Problem to solve
Pick out all lines of the entries that include the word "إشعار" and copy them.
Start of Materials provided
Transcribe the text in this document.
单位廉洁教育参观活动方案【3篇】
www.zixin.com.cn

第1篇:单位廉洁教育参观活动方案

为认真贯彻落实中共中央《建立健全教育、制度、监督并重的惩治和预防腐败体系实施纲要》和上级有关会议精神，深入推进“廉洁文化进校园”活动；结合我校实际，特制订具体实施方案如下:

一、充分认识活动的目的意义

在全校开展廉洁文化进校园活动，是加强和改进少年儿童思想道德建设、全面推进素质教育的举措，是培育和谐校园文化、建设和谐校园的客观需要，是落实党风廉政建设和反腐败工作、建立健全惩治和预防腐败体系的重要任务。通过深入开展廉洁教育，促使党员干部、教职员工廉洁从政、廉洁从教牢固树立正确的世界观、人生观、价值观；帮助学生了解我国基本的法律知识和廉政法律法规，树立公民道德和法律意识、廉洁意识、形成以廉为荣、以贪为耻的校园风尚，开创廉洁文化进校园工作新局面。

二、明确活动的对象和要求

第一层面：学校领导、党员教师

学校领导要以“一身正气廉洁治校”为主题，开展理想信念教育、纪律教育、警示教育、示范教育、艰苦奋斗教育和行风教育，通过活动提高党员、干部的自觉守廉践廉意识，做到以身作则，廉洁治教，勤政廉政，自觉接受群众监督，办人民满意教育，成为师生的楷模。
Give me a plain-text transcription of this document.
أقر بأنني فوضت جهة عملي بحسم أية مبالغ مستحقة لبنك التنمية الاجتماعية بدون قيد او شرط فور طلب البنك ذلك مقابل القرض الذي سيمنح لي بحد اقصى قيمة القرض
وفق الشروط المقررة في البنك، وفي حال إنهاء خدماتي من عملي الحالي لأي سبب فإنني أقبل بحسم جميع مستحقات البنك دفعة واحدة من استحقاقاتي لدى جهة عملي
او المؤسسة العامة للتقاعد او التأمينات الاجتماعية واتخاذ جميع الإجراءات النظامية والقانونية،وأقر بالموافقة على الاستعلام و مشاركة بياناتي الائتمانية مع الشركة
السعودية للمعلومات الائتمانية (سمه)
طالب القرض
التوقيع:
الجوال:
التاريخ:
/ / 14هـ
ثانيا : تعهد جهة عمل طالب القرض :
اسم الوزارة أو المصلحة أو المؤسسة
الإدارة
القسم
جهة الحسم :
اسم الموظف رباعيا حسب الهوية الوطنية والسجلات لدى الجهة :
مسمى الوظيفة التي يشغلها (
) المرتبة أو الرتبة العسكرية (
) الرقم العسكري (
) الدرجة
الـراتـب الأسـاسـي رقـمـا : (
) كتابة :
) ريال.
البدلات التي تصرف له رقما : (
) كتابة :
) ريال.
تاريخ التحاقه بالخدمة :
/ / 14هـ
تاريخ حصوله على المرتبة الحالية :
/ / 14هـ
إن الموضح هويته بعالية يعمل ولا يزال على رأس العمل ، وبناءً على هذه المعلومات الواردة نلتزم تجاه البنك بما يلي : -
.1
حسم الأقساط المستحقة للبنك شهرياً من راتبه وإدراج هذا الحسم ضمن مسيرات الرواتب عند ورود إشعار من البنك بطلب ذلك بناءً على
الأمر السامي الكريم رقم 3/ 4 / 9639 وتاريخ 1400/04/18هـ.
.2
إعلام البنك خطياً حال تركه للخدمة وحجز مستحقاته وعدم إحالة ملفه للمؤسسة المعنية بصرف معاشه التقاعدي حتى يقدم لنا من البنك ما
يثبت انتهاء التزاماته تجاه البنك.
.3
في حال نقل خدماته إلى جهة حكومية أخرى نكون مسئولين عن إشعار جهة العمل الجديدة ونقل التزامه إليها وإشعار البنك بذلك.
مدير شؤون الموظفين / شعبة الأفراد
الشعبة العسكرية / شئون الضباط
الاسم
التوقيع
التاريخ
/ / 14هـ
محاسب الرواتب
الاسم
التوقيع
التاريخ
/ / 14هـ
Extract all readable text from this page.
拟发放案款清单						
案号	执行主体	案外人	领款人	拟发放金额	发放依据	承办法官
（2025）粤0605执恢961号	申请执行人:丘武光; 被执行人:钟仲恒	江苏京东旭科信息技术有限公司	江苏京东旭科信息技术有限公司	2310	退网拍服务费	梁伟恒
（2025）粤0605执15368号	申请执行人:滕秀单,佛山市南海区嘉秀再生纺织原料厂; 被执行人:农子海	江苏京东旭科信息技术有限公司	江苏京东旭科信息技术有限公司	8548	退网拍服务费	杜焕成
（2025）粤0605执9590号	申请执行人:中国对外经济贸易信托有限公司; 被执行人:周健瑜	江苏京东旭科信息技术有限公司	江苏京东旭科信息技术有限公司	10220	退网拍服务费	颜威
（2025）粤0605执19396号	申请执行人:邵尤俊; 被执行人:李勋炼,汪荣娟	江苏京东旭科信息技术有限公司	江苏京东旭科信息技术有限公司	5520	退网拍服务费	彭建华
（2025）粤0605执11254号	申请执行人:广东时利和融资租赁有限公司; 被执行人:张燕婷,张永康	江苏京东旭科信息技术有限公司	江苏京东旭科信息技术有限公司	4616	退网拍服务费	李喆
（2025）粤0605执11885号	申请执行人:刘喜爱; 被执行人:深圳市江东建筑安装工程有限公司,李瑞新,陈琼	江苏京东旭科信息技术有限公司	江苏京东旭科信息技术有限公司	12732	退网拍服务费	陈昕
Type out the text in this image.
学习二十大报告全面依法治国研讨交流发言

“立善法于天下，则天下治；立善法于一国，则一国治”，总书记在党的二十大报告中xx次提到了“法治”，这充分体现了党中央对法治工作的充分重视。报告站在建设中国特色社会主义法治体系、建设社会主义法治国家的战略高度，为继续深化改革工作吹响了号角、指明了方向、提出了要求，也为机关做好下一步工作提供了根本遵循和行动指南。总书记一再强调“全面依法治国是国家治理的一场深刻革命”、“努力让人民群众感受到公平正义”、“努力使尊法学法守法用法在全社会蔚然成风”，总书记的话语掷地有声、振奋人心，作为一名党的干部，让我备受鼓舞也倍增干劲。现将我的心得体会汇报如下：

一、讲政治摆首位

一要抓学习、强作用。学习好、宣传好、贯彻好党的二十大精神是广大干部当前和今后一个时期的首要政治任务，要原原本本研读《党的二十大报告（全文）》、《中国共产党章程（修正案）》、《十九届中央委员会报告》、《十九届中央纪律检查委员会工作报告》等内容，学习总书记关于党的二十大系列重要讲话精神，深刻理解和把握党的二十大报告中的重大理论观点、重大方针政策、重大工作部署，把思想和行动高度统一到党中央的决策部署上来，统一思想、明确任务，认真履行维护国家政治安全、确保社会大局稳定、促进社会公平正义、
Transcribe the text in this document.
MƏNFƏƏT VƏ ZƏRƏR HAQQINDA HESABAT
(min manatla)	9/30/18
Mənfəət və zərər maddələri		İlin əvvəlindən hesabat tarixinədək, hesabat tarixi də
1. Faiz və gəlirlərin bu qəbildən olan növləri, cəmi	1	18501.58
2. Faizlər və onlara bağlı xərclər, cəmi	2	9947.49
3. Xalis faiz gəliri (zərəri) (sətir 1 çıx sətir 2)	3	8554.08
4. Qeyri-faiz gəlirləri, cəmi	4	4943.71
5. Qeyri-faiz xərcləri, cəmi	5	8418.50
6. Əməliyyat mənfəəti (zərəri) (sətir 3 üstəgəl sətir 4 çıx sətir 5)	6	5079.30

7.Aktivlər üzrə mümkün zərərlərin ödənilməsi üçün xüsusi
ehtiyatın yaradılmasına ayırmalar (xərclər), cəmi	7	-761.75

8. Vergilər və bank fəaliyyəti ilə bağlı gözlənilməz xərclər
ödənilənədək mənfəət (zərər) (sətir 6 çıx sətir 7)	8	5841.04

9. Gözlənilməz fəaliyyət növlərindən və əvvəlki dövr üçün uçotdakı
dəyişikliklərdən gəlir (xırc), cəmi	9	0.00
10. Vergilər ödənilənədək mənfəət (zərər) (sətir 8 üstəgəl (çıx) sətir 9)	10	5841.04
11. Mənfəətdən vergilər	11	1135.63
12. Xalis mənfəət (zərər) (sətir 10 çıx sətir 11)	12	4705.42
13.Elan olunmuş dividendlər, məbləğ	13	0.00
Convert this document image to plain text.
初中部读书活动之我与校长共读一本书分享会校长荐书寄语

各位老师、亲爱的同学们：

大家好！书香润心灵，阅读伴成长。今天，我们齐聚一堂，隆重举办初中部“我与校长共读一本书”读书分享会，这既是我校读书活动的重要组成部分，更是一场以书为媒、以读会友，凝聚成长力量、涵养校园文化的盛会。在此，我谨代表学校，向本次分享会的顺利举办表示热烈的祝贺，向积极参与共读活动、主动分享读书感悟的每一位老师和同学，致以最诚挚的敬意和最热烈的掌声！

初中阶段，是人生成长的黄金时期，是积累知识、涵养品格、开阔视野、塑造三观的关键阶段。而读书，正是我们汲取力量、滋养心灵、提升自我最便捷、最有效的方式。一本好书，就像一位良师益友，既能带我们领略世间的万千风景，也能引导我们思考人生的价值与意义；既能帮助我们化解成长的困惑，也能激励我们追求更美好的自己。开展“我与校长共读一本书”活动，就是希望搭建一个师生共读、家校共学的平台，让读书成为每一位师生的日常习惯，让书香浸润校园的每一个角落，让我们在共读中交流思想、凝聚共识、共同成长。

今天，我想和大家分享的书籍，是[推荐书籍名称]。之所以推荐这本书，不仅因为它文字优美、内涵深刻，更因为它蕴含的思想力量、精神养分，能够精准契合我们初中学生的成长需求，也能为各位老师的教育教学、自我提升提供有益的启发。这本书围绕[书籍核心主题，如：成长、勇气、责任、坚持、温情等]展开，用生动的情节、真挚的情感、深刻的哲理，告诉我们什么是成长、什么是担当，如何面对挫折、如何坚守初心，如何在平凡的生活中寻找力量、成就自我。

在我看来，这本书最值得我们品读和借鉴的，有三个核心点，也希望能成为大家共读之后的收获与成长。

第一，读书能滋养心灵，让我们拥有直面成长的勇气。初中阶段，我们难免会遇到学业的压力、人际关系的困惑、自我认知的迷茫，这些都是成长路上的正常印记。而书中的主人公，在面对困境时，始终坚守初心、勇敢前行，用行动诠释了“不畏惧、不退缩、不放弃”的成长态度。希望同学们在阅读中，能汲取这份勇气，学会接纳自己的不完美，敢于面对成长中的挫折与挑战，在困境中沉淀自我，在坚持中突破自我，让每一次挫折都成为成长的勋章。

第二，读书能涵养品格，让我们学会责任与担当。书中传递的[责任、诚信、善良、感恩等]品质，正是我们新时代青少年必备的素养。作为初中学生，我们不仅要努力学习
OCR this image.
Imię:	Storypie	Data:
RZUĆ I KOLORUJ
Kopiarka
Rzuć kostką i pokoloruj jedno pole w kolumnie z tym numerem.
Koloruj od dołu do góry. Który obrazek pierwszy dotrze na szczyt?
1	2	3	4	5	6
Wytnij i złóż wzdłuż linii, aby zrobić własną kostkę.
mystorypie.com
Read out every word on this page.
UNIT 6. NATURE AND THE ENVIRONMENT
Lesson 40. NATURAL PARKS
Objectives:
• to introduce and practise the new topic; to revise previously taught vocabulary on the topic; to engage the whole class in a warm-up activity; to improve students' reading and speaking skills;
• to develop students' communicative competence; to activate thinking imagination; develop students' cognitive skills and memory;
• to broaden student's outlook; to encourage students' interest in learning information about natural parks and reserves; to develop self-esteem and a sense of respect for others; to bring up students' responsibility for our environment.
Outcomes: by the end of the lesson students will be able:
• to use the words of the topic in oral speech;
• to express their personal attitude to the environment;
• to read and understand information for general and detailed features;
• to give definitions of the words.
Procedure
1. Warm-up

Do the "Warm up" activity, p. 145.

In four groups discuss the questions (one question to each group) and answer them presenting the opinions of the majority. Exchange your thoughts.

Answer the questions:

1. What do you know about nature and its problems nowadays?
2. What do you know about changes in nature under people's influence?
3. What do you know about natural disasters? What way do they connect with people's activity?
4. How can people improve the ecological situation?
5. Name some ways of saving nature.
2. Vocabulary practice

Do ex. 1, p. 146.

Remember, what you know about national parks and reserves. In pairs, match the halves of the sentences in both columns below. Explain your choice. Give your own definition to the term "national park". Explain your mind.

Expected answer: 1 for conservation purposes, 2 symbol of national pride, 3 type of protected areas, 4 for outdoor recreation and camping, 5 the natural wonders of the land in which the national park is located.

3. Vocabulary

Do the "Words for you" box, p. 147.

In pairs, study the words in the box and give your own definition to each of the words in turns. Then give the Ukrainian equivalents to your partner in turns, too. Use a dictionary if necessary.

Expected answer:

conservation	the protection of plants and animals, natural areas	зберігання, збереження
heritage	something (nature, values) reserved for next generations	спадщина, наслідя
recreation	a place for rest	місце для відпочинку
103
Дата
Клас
End of Materials provided
Exercise response
حسم الأقساط المستحقة للبنك شهرياً من راتبه وإدراج هذا الحسم ضمن مسيرات الرواتب عند ورود إشعار من البنك بطلب ذلك بناءً على
في حال نقل خدماته إلى جهة حكومية أخرى نكون مسئولين عن إشعار جهة العمل الجديدة ونقل التزامه إليها وإشعار البنك بذلك.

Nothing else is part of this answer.